**Extracted text**
Wang who is 66 years old has an intensely intellectual personality. “Wang Huning is arguably the single most influential public intellectual alive today” [L], says Lyon, and I think he means not just in China but in the world. (Quotes from Lyon’s article are marked [L] hereafter). Wang’s official title is First Secretary of the Central Secretariat of the Communist Party; previously from 2002 to 2020 he was Director of the Central Policy Research Office of the Party. His books include Logic of Politics – Principles of Marxism, and America against America, the latter written after six months touring the US in 1988 as a visiting professor when he became disillusioned that the country was tearing itself apart. To see this in 1988 was certainly prescient, maybe prophetic. “While Americans perceive that they face intricate social and cultural problems, they think of these as scientific and technological issues to be solved separately. This gets them nowhere; their problems are inextricably interlinked and have the same root cause; a radical, nihilistic individualism at the heart of modern American liberalism”: [L]. I doubt if any of his books are available in English, leaving me dependent on obliging Chinese friends.

One quote from Wang is such a striking a reminder of Marx’s concept of alienation that I was stunned to have it from a CPC Politburo member. “The real cell of society in the United States is the individual. The cell foundational as per Aristotle, the family, has disintegrated. Everything has a dual nature, the glamour of commodification abounds; human flesh, sex, knowledge, politics, power, and the law are targets of commodification. The system has created loneliness as its innermost product, along with spectacular inequality. Nihilism has become the American way, a fatal shock to cultural development and the American spirit”; [L]. Elsewhere Wang breaks with orthodox Stalinist-materialism and asserts that social values and culture too are crucial in social and historical dynamics. He is clearly a disciple of the 18-th Brumaire and the Civil War in France.

Wang argues that “China has to resist the global liberal sway and be culturally unified, self-confident and led by a strong, centralized party-state. He reflects a desire to blend Marxism with traditional Confucianism to synthesise a foundation for long-term stability” [L]. This is in line with a CPC precept that a strong central state was needed to unify the country. In this he found an influential ally in Xi Jinping who in any case had no option but to reign in nihilistic bourgeois-liberalism, be wary of alien Western culture and take harsh measures against the scourge of corruption. The Party, opportunely, is in the serendipitous position that what it has to do for material success, for social cohesion, and to consolidate its own power have come neatly into congruence.

**Entries shown**
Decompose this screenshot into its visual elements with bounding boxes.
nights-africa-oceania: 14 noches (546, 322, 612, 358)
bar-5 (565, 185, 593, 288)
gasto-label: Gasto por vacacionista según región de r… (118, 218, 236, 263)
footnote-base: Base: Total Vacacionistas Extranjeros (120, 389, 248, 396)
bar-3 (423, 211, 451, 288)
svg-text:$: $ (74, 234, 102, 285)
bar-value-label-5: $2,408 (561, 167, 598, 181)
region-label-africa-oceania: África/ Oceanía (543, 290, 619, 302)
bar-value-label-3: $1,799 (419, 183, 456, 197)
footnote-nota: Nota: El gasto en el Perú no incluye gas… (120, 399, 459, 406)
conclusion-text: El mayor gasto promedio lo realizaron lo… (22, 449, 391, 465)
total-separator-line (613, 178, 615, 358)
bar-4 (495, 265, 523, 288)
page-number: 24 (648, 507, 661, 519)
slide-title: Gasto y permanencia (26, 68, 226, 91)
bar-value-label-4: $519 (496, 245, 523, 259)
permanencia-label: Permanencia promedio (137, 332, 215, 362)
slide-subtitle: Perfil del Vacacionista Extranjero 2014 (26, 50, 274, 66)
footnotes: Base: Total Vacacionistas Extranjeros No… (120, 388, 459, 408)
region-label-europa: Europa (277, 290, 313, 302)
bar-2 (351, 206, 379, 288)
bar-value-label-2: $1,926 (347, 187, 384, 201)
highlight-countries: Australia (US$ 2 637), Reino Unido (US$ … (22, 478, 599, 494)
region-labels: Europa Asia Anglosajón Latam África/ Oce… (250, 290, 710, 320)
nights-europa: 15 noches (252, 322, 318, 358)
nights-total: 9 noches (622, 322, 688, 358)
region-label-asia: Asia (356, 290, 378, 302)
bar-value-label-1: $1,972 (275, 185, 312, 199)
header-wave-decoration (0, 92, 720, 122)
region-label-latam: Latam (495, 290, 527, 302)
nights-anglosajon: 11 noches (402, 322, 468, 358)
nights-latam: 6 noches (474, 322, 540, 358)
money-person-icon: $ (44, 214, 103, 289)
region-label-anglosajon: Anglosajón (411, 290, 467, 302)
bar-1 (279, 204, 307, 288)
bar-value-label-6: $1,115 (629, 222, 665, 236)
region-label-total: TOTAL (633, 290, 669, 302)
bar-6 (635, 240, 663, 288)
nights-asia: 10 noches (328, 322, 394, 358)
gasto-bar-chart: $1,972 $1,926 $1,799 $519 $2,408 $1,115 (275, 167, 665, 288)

**Required tasks**
**a)** Can you rewrite the passage about Wang Huning from "Wang argues that" up to and including "neatly into congruence.", changing "Confucianism" to "Taoism"?
**b)** In the passage about Wang Huning, what does the quote from Wang list as targets of commodification?
**c)** Can you pick up the passage about Wang Huning after its final sentence and carry it on?

**Responses**
**a)**
Wang argues that “China has to resist the global liberal sway and be culturally unified, self-confident and led by a strong, centralized party-state. He reflects a desire to blend Marxism with traditional Taoism to synthesise a foundation for long-term stability” [L]. This is in line with a CPC precept that a strong central state was needed to unify the country. In this he found an influential ally in Xi Jinping who in any case had no option but to reign in nihilistic bourgeois-liberalism, be wary of alien Western culture and take harsh measures against the scourge of corruption. The Party, opportunely, is in the serendipitous position that what it has to do for material success, for social cohesion, and to consolidate its own power have come neatly into congruence.

**b)** Human flesh, sex, knowledge, politics, power, and the law.

**c)**
The immense success of market-reforms have transformed China into a high income (for some) and at the same time an unequal income, unequal opportunity society. [See Technical Note below]. The richest 1% hogs a third of the country’s non-state-owned wealth. Though grinding poverty has been wiped out, most rural folk survive only moderately above subsistence and city employees toil for up to 72 hours a week and earn less than workers in the West. Competition for education and housing is intense, medical care is poor. Individualism is rising as a bogus substitute for genuine liberalism. The 2020-21 course-correction, identified with Xi Jinping, no doubt sprang from within the Party’s ideological core which was alarmed by these trends.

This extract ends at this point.